start

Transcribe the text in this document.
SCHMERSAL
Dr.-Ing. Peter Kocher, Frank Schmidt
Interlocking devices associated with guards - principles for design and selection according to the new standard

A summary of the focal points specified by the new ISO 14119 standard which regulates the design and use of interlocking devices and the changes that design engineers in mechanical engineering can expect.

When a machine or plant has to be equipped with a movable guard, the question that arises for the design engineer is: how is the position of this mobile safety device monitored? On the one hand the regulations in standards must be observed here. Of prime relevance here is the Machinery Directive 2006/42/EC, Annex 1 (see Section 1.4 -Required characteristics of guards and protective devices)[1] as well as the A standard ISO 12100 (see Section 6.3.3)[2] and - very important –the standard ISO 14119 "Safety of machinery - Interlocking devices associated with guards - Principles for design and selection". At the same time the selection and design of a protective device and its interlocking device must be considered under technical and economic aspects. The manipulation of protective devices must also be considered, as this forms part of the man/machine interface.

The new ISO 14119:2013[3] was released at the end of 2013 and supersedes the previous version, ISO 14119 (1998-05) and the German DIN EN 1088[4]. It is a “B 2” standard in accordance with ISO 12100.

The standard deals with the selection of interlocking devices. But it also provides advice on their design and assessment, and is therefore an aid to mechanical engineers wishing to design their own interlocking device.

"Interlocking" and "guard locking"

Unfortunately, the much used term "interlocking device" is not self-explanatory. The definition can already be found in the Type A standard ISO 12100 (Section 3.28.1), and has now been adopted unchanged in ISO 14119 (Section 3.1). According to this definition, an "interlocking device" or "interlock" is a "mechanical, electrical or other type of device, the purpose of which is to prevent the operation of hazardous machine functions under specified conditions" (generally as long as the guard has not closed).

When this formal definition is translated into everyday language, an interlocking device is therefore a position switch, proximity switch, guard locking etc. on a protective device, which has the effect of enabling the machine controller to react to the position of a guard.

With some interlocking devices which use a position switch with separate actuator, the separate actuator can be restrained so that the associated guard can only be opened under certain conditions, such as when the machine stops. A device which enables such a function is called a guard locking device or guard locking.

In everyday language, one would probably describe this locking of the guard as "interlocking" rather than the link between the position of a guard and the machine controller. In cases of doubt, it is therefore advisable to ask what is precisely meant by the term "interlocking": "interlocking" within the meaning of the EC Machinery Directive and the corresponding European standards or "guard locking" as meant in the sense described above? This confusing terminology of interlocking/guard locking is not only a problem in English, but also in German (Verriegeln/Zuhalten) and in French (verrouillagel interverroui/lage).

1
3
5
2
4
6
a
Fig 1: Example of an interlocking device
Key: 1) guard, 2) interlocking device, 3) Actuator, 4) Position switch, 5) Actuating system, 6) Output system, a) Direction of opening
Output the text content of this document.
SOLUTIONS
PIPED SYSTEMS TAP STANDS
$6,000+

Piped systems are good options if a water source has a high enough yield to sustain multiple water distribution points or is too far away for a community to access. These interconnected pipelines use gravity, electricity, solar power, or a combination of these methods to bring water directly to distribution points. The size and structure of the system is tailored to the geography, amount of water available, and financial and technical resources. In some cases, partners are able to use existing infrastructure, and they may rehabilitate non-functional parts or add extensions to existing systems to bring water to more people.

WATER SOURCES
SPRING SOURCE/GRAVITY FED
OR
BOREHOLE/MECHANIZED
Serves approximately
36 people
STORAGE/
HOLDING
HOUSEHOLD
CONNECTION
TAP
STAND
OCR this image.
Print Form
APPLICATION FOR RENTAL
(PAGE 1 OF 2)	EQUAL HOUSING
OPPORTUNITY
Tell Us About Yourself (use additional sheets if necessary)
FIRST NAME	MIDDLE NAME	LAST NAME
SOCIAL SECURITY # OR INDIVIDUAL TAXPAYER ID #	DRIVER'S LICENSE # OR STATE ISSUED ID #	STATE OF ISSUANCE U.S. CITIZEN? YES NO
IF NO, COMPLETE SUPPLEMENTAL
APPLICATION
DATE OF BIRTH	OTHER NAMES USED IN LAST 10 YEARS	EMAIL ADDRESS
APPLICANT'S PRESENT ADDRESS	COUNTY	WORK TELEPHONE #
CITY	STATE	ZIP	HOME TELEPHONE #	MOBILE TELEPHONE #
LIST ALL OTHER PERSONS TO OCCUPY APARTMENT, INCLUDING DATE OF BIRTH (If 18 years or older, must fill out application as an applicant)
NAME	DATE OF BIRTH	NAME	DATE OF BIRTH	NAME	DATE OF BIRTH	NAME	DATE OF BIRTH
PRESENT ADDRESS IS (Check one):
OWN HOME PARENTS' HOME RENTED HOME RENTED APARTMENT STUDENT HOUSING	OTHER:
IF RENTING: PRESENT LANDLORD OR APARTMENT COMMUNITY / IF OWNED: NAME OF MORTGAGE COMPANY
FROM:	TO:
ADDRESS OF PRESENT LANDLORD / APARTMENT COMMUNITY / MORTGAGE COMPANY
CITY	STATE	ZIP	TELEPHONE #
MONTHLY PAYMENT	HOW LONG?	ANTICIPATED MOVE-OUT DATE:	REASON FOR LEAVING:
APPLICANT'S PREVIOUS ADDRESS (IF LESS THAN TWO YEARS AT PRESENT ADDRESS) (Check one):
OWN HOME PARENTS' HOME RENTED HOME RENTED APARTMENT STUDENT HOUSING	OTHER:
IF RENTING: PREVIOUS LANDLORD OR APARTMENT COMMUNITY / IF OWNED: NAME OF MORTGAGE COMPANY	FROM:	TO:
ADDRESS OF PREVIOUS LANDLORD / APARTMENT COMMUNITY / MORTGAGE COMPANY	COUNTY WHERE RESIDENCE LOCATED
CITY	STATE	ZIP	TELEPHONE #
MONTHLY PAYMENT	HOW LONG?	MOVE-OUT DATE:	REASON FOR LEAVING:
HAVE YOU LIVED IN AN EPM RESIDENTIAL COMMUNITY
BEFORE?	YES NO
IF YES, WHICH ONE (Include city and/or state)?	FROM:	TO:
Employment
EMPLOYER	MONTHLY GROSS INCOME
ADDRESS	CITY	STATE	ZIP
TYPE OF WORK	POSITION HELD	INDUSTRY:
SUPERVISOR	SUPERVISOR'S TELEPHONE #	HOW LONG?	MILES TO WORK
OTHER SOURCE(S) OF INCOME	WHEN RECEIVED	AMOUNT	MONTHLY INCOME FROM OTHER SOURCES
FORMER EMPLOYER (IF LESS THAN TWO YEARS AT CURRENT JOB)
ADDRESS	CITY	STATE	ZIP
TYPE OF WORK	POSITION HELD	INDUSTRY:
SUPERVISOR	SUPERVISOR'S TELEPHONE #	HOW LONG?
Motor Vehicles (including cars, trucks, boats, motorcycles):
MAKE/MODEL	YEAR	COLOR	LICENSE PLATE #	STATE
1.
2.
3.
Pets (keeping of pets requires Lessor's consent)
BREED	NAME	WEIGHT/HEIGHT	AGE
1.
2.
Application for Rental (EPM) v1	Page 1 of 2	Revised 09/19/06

end

- [GIVEN TASK]: Using the records above, copy every line that has the word "Check" in it.

- [EXPECTED ANSWER]:
PRESENT ADDRESS IS (Check one):
APPLICANT'S PREVIOUS ADDRESS (IF LESS THAN TWO YEARS AT PRESENT ADDRESS) (Check one):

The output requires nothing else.